Exercise objective
Show every line in the entries below where the word "ਉਤਪਤ" appears.

Data to use
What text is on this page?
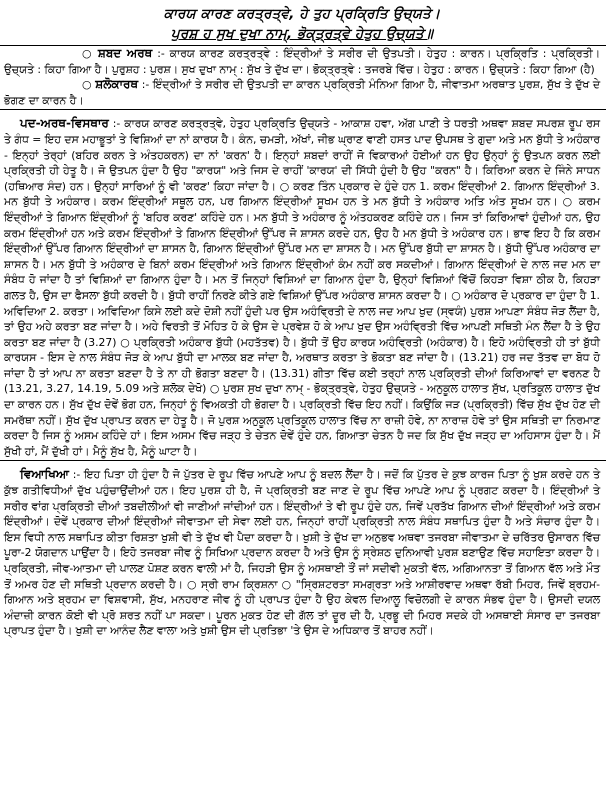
ਕਾਰਯ ਕਾਰਣ ਕਰਤ੍ਰਤ੍ਵੇ, ਹੇ ਤੁਹ ਪ੍ਰਕ੍ਰਿਤਿ ਉਚ੍ਯਤੇ।
ਪੁਰਸ਼ ਹ ਸੁਖ ਦੁਖਾ ਨਾਮ੍, ਭੋਕ੍ਤ੍ਰਤ੍ਵੇ ਹੇਤੁਹ ਉਚ੍ਯਤੇ॥

○ ਸ਼ਬਦ ਅਰਥ :- ਕਾਰਯ ਕਾਰਣ ਕਰਤ੍ਰਤ੍ਵੇ : ਇੰਦ੍ਰੀਆਂ ਤੇ ਸਰੀਰ ਦੀ ਉਤਪਤੀ। ਹੇਤੁਹ : ਕਾਰਨ। ਪ੍ਰਕ੍ਰਿਤਿ : ਪ੍ਰਕ੍ਰਿਤੀ। ਉਚ੍ਯਤੇ : ਕਿਹਾ ਗਿਆ ਹੈ। ਪੁਰੁਸ਼ਹ : ਪੁਰਸ਼। ਸੁਖ ਦੁਖਾ ਨਾਮ੍ : ਸੁੱਖ ਤੇ ਦੁੱਖ ਦਾ। ਭੋਕ੍ਤ੍ਰਤ੍ਵੇ : ਤਜਰਬੇ ਵਿੱਚ। ਹੇਤੁਹ : ਕਾਰਨ। ਉਚ੍ਯਤੇ : ਕਿਹਾ ਗਿਆ (ਹੈ)

○ ਸ਼ਲੋਕਾਰਥ :- ਇੰਦ੍ਰੀਆਂ ਤੇ ਸਰੀਰ ਦੀ ਉਤਪਤੀ ਦਾ ਕਾਰਨ ਪ੍ਰਕ੍ਰਿਤੀ ਮੰਨਿਆ ਗਿਆ ਹੈ, ਜੀਵਾਤਮਾ ਅਰਥਾਤ ਪੁਰਸ਼, ਸੁੱਖ ਤੇ ਦੁੱਖ ਦੇ ਭੋਗਣ ਦਾ ਕਾਰਨ ਹੈ।

ਪਦ-ਅਰਥ-ਵਿਸਥਾਰ :- ਕਾਰਯ ਕਾਰਣ ਕਰਤ੍ਰਤ੍ਵੇ, ਹੇਤੁਹ ਪ੍ਰਕ੍ਰਿਤਿ ਉਚ੍ਯਤੇ - ਆਕਾਸ਼ ਹਵਾ, ਅੱਗ ਪਾਣੀ ਤੇ ਧਰਤੀ ਅਥਵਾ ਸ਼ਬਦ ਸਪਰਸ਼ ਰੂਪ ਰਸ ਤੇ ਗੰਧ = ਇਹ ਦਸ ਮਹਾਭੂਤਾਂ ਤੇ ਵਿਸ਼ਿਆਂ ਦਾ ਨਾਂ ਕਾਰਯ ਹੈ। ਕੰਨ, ਚਮੜੀ, ਅੱਖਾਂ, ਜੀਭ ਘ੍ਰਾਣ ਵਾਣੀ ਹਸਤ ਪਾਦ ਉਪਸਥ ਤੇ ਗੁਦਾ ਅਤੇ ਮਨ ਬੁੱਧੀ ਤੇ ਅਹੰਕਾਰ - ਇਨ੍ਹਾਂ ਤੇਰ੍ਹਾਂ (ਬਹਿਰ ਕਰਨ ਤੇ ਅੰਤਹਕਰਨ) ਦਾ ਨਾਂ 'ਕਰਨ' ਹੈ। ਇਨ੍ਹਾਂ ਸ਼ਬਦਾਂ ਰਾਹੀਂ ਜੋ ਵਿਕਾਰਆਂ ਹੋਈਆਂ ਹਨ ਉਹ ਉਨ੍ਹਾਂ ਨੂੰ ਉਤਪਨ ਕਰਨ ਲਈ ਪ੍ਰਕ੍ਰਿਤੀ ਹੀ ਹੇਤੂ ਹੈ। ਜੋ ਉਤਪਨ ਹੁੰਦਾ ਹੈ ਉਹ "ਕਾਰਯ" ਅਤੇ ਜਿਸ ਦੇ ਰਾਹੀਂ 'ਕਾਰਯ' ਦੀ ਸਿੱਧੀ ਹੁੰਦੀ ਹੈ ਉਹ "ਕਰਨ" ਹੈ। ਕਿਰਿਆ ਕਰਨ ਦੇ ਜਿੰਨੇ ਸਾਧਨ (ਹਥਿਆਰ ਸੰਦ) ਹਨ। ਉਨ੍ਹਾਂ ਸਾਰਿਆਂ ਨੂੰ ਵੀ 'ਕਰਣ' ਕਿਹਾ ਜਾਂਦਾ ਹੈ। ○ ਕਰਣ ਤਿੰਨ ਪ੍ਰਕਾਰ ਦੇ ਹੁੰਦੇ ਹਨ 1. ਕਰਮ ਇੰਦ੍ਰੀਆਂ 2. ਗਿਆਨ ਇੰਦ੍ਰੀਆਂ 3. ਮਨ ਬੁੱਧੀ ਤੇ ਅਹੰਕਾਰ। ਕਰਮ ਇੰਦ੍ਰੀਆਂ ਸਥੂਲ ਹਨ, ਪਰ ਗਿਆਨ ਇੰਦ੍ਰੀਆਂ ਸੂਖਮ ਹਨ ਤੇ ਮਨ ਬੁੱਧੀ ਤੇ ਅਹੰਕਾਰ ਅਤਿ ਅੰਤ ਸੂਖਮ ਹਨ। ○ ਕਰਮ ਇੰਦ੍ਰੀਆਂ ਤੇ ਗਿਆਨ ਇੰਦ੍ਰੀਆਂ ਨੂੰ 'ਬਹਿਰ ਕਰਣ' ਕਹਿੰਦੇ ਹਨ। ਮਨ ਬੁੱਧੀ ਤੇ ਅਹੰਕਾਰ ਨੂੰ ਅੰਤਹਕਰਣ ਕਹਿੰਦੇ ਹਨ। ਜਿਸ ਤਾਂ ਕਿਰਿਆਵਾਂ ਹੁੰਦੀਆਂ ਹਨ, ਉਹ ਕਰਮ ਇੰਦ੍ਰੀਆਂ ਹਨ ਅਤੇ ਕਰਮ ਇੰਦ੍ਰੀਆਂ ਤੇ ਗਿਆਨ ਇੰਦ੍ਰੀਆਂ ਉੱਪਰ ਜੋ ਸ਼ਾਸਨ ਕਰਦੇ ਹਨ, ਉਹ ਹੈ ਮਨ ਬੁੱਧੀ ਤੇ ਅਹੰਕਾਰ ਹਨ। ਭਾਵ ਇਹ ਹੈ ਕਿ ਕਰਮ ਇੰਦ੍ਰੀਆਂ ਉੱਪਰ ਗਿਆਨ ਇੰਦ੍ਰੀਆਂ ਦਾ ਸ਼ਾਸਨ ਹੈ, ਗਿਆਨ ਇੰਦ੍ਰੀਆਂ ਉੱਪਰ ਮਨ ਦਾ ਸ਼ਾਸਨ ਹੈ। ਮਨ ਉੱਪਰ ਬੁੱਧੀ ਦਾ ਸ਼ਾਸਨ ਹੈ। ਬੁੱਧੀ ਉੱਪਰ ਅਹੰਕਾਰ ਦਾ ਸ਼ਾਸਨ ਹੈ। ਮਨ ਬੁੱਧੀ ਤੇ ਅਹੰਕਾਰ ਦੇ ਬਿਨਾਂ ਕਰਮ ਇੰਦ੍ਰੀਆਂ ਅਤੇ ਗਿਆਨ ਇੰਦ੍ਰੀਆਂ ਕੰਮ ਨਹੀਂ ਕਰ ਸਕਦੀਆਂ। ਗਿਆਨ ਇੰਦ੍ਰੀਆਂ ਦੇ ਨਾਲ ਜਦ ਮਨ ਦਾ ਸੰਬੰਧ ਹੋ ਜਾਂਦਾ ਹੈ ਤਾਂ ਵਿਸ਼ਿਆਂ ਦਾ ਗਿਆਨ ਹੁੰਦਾ ਹੈ। ਮਨ ਤੋਂ ਜਿਨ੍ਹਾਂ ਵਿਸ਼ਿਆਂ ਦਾ ਗਿਆਨ ਹੁੰਦਾ ਹੈ, ਉਨ੍ਹਾਂ ਵਿਸ਼ਿਆਂ ਵਿੱਚੋਂ ਕਿਹੜਾ ਵਿਸ਼ਾ ਠੀਕ ਹੈ, ਕਿਹੜਾ ਗਲਤ ਹੈ, ਉਸ ਦਾ ਫੈਸਲਾ ਬੁੱਧੀ ਕਰਦੀ ਹੈ। ਬੁੱਧੀ ਰਾਹੀਂ ਨਿਰਣੇ ਕੀਤੇ ਗਏ ਵਿਸ਼ਿਆਂ ਉੱਪਰ ਅਹੰਕਾਰ ਸ਼ਾਸਨ ਕਰਦਾ ਹੈ। ○ ਅਹੰਕਾਰ ਦੋ ਪ੍ਰਕਾਰ ਦਾ ਹੁੰਦਾ ਹੈ 1. ਅਵਿਦਿਆ 2. ਕਰਤਾ। ਅਵਿਦਿਆ ਕਿਸੇ ਲਈ ਕਦੇ ਦੋਸ਼ੀ ਨਹੀਂ ਹੁੰਦੀ ਪਰ ਉਸ ਅਹੰਵ੍ਰਿਤੀ ਦੇ ਨਾਲ ਜਦ ਆਪ ਖੁਦ (ਸ੍ਵਯੰ) ਪੁਰਸ਼ ਆਪਣਾ ਸੰਬੰਧ ਜੋੜ ਲੈਂਦਾ ਹੈ, ਤਾਂ ਉਹ ਅਹੇ ਕਰਤਾ ਬਣ ਜਾਂਦਾ ਹੈ। ਅਹੇ ਵਿਰਤੀ ਤੋਂ ਮੋਹਿਤ ਹੋ ਕੇ ਉਸ ਦੇ ਪ੍ਰਵੇਸ਼ ਹੋ ਕੇ ਆਪ ਖੁਦ ਉਸ ਅਹੰਵ੍ਰਿਤੀ ਵਿੱਚ ਆਪਣੀ ਸਥਿਤੀ ਮੰਨ ਲੈਂਦਾ ਹੈ ਤੇ ਉਹ ਕਰਤਾ ਬਣ ਜਾਂਦਾ ਹੈ (3.27) ○ ਪ੍ਰਕ੍ਰਿਤੀ ਅਹੰਕਾਰ ਬੁੱਧੀ (ਮਹਤੱਤਵ) ਹੈ। ਬੁੱਧੀ ਤੋਂ ਉਹ ਕਾਰਯ ਅਹੰਵ੍ਰਿਤੀ (ਅਹੰਕਾਰ) ਹੈ। ਇਹੋ ਅਹੰਵ੍ਰਿਤੀ ਹੀ ਤਾਂ ਬੁੱਧੀ ਕਾਰਯਸ - ਇਸ ਦੇ ਨਾਲ ਸੰਬੰਧ ਜੋੜ ਕੇ ਆਪ ਬੁੱਧੀ ਦਾ ਮਾਲਕ ਬਣ ਜਾਂਦਾ ਹੈ, ਅਰਥਾਤ ਕਰਤਾ ਤੇ ਭੋਕਤਾ ਬਣ ਜਾਂਦਾ ਹੈ। (13.21) ਹਰ ਜਦ ਤੱਤਵ ਦਾ ਬੋਧ ਹੋ ਜਾਂਦਾ ਹੈ ਤਾਂ ਆਪ ਨਾ ਕਰਤਾ ਬਣਦਾ ਹੈ ਤੇ ਨਾ ਹੀ ਭੋਗਤਾ ਬਣਦਾ ਹੈ। (13.31) ਗੀਤਾ ਵਿੱਚ ਕਈ ਤਰ੍ਹਾਂ ਨਾਲ ਪ੍ਰਕ੍ਰਿਤੀ ਦੀਆਂ ਕਿਰਿਆਵਾਂ ਦਾ ਵਰਨਣ ਹੈ (13.21, 3.27, 14.19, 5.09 ਅਤੇ ਸ਼ਲੋਕ ਦੇਖੋ) ○ ਪੁਰਸ਼ ਸੁਖ ਦੁਖਾ ਨਾਮ੍ - ਭੋਕ੍ਤ੍ਰਤ੍ਵੇ, ਹੇਤੁਹ ਉਚ੍ਯਤੇ - ਅਨੁਕੂਲ ਹਾਲਾਤ ਸੁੱਖ, ਪ੍ਰਤਿਕੂਲ ਹਾਲਾਤ ਦੁੱਖ ਦਾ ਕਾਰਨ ਹਨ। ਸੁੱਖ ਦੁੱਖ ਦੋਵੇਂ ਭੋਗ ਹਨ, ਜਿਨ੍ਹਾਂ ਨੂੰ ਵਿਅਕਤੀ ਹੀ ਭੋਗਦਾ ਹੈ। ਪ੍ਰਕ੍ਰਿਤੀ ਵਿੱਚ ਇਹ ਨਹੀਂ। ਕਿਉਂਕਿ ਜੜ (ਪ੍ਰਕ੍ਰਿਤੀ) ਵਿੱਚ ਸੁੱਖ ਦੁੱਖ ਹੋਣ ਦੀ ਸਮਰੱਥਾ ਨਹੀਂ। ਸੁੱਖ ਦੁੱਖ ਪ੍ਰਾਪਤ ਕਰਨ ਦਾ ਹੇਤੂ ਹੈ। ਜੋ ਪੁਰਸ਼ ਅਨੁਕੂਲ ਪ੍ਰਤਿਕੂਲ ਹਾਲਾਤ ਵਿੱਚ ਨਾ ਰਾਜ਼ੀ ਹੋਵੇ, ਨਾ ਨਾਰਾਜ਼ ਹੋਵੇ ਤਾਂ ਉਸ ਸਥਿਤੀ ਦਾ ਨਿਰਮਾਣ ਕਰਦਾ ਹੈ ਜਿਸ ਨੂੰ ਅਸਮ ਕਹਿੰਦੇ ਹਾਂ। ਇਸ ਅਸਮ ਵਿੱਚ ਜੜ੍ਹ ਤੇ ਚੇਤਨ ਦੋਵੇਂ ਹੁੰਦੇ ਹਨ, ਗਿਆਤਾ ਚੇਤਨ ਹੈ ਜਦ ਕਿ ਸੁੱਖ ਦੁੱਖ ਜੜ੍ਹ ਦਾ ਅਹਿਸਾਸ ਹੁੰਦਾ ਹੈ। ਮੈਂ ਸੁੱਖੀ ਹਾਂ, ਮੈਂ ਦੁੱਖੀ ਹਾਂ। ਮੈਨੂੰ ਸੁੱਖ ਹੈ, ਮੈਨੂੰ ਘਾਟਾ ਹੈ।

ਵਿਆਖਿਆ :- ਇਹ ਪਿਤਾ ਹੀ ਹੁੰਦਾ ਹੈ ਜੋ ਪੁੱਤਰ ਦੇ ਰੂਪ ਵਿੱਚ ਆਪਣੇ ਆਪ ਨੂੰ ਬਦਲ ਲੈਂਦਾ ਹੈ। ਜਦੋਂ ਕਿ ਪੁੱਤਰ ਦੇ ਕੁਝ ਕਾਰਜ ਪਿਤਾ ਨੂੰ ਖੁਸ਼ ਕਰਦੇ ਹਨ ਤੇ ਕੁੱਝ ਗਤੀਵਿਧੀਆਂ ਦੁੱਖ ਪਹੁੰਚਾਉਂਦੀਆਂ ਹਨ। ਇਹ ਪੁਰਸ਼ ਹੀ ਹੈ, ਜੋ ਪ੍ਰਕ੍ਰਿਤੀ ਬਣ ਜਾਣ ਦੇ ਰੂਪ ਵਿੱਚ ਆਪਣੇ ਆਪ ਨੂੰ ਪ੍ਰਗਟ ਕਰਦਾ ਹੈ। ਇੰਦ੍ਰੀਆਂ ਤੇ ਸਰੀਰ ਵਾਂਗ ਪ੍ਰਕ੍ਰਿਤੀ ਦੀਆਂ ਤਬਦੀਲੀਆਂ ਵੀ ਜਾਣੀਆਂ ਜਾਂਦੀਆਂ ਹਨ। ਇੰਦ੍ਰੀਆਂ ਤੇ ਵੀ ਰੂਪ ਹੁੰਦੇ ਹਨ, ਜਿਵੇਂ ਪ੍ਰਤੱਖ ਗਿਆਨ ਦੀਆਂ ਇੰਦ੍ਰੀਆਂ ਅਤੇ ਕਰਮ ਇੰਦ੍ਰੀਆਂ। ਦੋਵੇਂ ਪ੍ਰਕਾਰ ਦੀਆਂ ਇੰਦ੍ਰੀਆਂ ਜੀਵਾਤਮਾ ਦੀ ਸੇਵਾ ਲਈ ਹਨ, ਜਿਨ੍ਹਾਂ ਰਾਹੀਂ ਪ੍ਰਕ੍ਰਿਤੀ ਨਾਲ ਸੰਬੰਧ ਸਥਾਪਿਤ ਹੁੰਦਾ ਹੈ ਅਤੇ ਸੰਚਾਰ ਹੁੰਦਾ ਹੈ। ਇਸ ਵਿਧੀ ਨਾਲ ਸਥਾਪਿਤ ਕੀਤਾ ਰਿਸ਼ਤਾ ਖੁਸ਼ੀ ਵੀ ਤੇ ਦੁੱਖ ਵੀ ਪੈਦਾ ਕਰਦਾ ਹੈ। ਖੁਸ਼ੀ ਤੇ ਦੁੱਖ ਦਾ ਅਨੁਭਵ ਅਥਵਾ ਤਜਰਬਾ ਜੀਵਾਤਮਾ ਦੇ ਚਰਿੱਤਰ ਉਸਾਰਨ ਵਿੱਚ ਪੂਰਾ-2 ਯੋਗਦਾਨ ਪਾਉਂਦਾ ਹੈ। ਇਹੋ ਤਜਰਬਾ ਜੀਵ ਨੂੰ ਸਿਖਿਆ ਪ੍ਰਦਾਨ ਕਰਦਾ ਹੈ ਅਤੇ ਉਸ ਨੂੰ ਸ੍ਰੇਸ਼ਠ ਦੁਨਿਆਵੀ ਪੁਰਸ਼ ਬਣਾਉਣ ਵਿੱਚ ਸਹਾਇਤਾ ਕਰਦਾ ਹੈ। ਪ੍ਰਕ੍ਰਿਤੀ, ਜੀਵ-ਆਤਮਾ ਦੀ ਪਾਲਣ ਪੋਸ਼ਣ ਕਰਨ ਵਾਲੀ ਮਾਂ ਹੈ, ਜਿਹੜੀ ਉਸ ਨੂੰ ਅਸਥਾਈ ਤੌਂ ਜਾਂ ਸਦੀਵੀ ਮੁਕਤੀ ਵੱਲ, ਅਗਿਆਨਤਾ ਤੋਂ ਗਿਆਨ ਵੱਲ ਅਤੇ ਮੌਤ ਤੋਂ ਅਮਰ ਹੋਣ ਦੀ ਸਥਿਤੀ ਪ੍ਰਦਾਨ ਕਰਦੀ ਹੈ। ○ ਸ੍ਰੀ ਰਾਮ ਕ੍ਰਿਸ਼ਨਾ ○ "ਸ੍ਰਿਸ਼ਟਰਤਾ ਸਮਗ੍ਰਤਾ ਅਤੇ ਆਸ਼ੀਰਵਾਦ ਅਥਵਾ ਰੱਬੀ ਮਿਹਰ, ਜਿਵੇਂ ਬ੍ਰਹਮ-ਗਿਆਨ ਅਤੇ ਬ੍ਰਹਮ ਦਾ ਵਿਸ਼ਵਾਸੀ, ਸੁੱਖ, ਮਨਹਰਾਣ ਜੀਵ ਨੂੰ ਹੀ ਪ੍ਰਾਪਤ ਹੁੰਦਾ ਹੈ ਉਹ ਕੇਵਲ ਦਿਆਲੂ ਵਿਚੋਲਗੀ ਦੇ ਕਾਰਨ ਸੰਭਵ ਹੁੰਦਾ ਹੈ। ਉਸਦੀ ਦਯਲ ਅੰਦਾਜ਼ੀ ਕਾਰਨ ਕੋਈ ਵੀ ਪ੍ਰੋ ਸ਼ਰਤ ਨਹੀਂ ਪਾ ਸਕਦਾ। ਪੂਰਨ ਮੁਕਤ ਹੋਣ ਦੀ ਗੱਲ ਤਾਂ ਦੂਰ ਦੀ ਹੈ, ਪ੍ਰਭੂ ਦੀ ਮਿਹਰ ਸਦਕੇ ਹੀ ਅਸਥਾਈ ਸੰਸਾਰ ਦਾ ਤਜਰਬਾ ਪ੍ਰਾਪਤ ਹੁੰਦਾ ਹੈ। ਖੁਸ਼ੀ ਦਾ ਆਨੰਦ ਲੈਣ ਵਾਲਾ ਅਤੇ ਖੁਸ਼ੀ ਉਸ ਦੀ ਪ੍ਰਤਿਭਾ 'ਤੇ ਉਸ ਦੇ ਅਧਿਕਾਰ ਤੋਂ ਬਾਹਰ ਨਹੀਂ।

Response
○ ਸ਼ਬਦ ਅਰਥ :- ਕਾਰਯ ਕਾਰਣ ਕਰਤ੍ਰਤ੍ਵੇ : ਇੰਦ੍ਰੀਆਂ ਤੇ ਸਰੀਰ ਦੀ ਉਤਪਤੀ। ਹੇਤੁਹ : ਕਾਰਨ। ਪ੍ਰਕ੍ਰਿਤਿ : ਪ੍ਰਕ੍ਰਿਤੀ। ਉਚ੍ਯਤੇ : ਕਿਹਾ ਗਿਆ ਹੈ। ਪੁਰੁਸ਼ਹ : ਪੁਰਸ਼। ਸੁਖ ਦੁਖਾ ਨਾਮ੍ : ਸੁੱਖ ਤੇ ਦੁੱਖ ਦਾ। ਭੋਕ੍ਤ੍ਰਤ੍ਵੇ : ਤਜਰਬੇ ਵਿੱਚ। ਹੇਤੁਹ : ਕਾਰਨ। ਉਚ੍ਯਤੇ : ਕਿਹਾ ਗਿਆ (ਹੈ)
○ ਸ਼ਲੋਕਾਰਥ :- ਇੰਦ੍ਰੀਆਂ ਤੇ ਸਰੀਰ ਦੀ ਉਤਪਤੀ ਦਾ ਕਾਰਨ ਪ੍ਰਕ੍ਰਿਤੀ ਮੰਨਿਆ ਗਿਆ ਹੈ, ਜੀਵਾਤਮਾ ਅਰਥਾਤ ਪੁਰਸ਼, ਸੁੱਖ ਤੇ ਦੁੱਖ ਦੇ ਭੋਗਣ ਦਾ ਕਾਰਨ ਹੈ।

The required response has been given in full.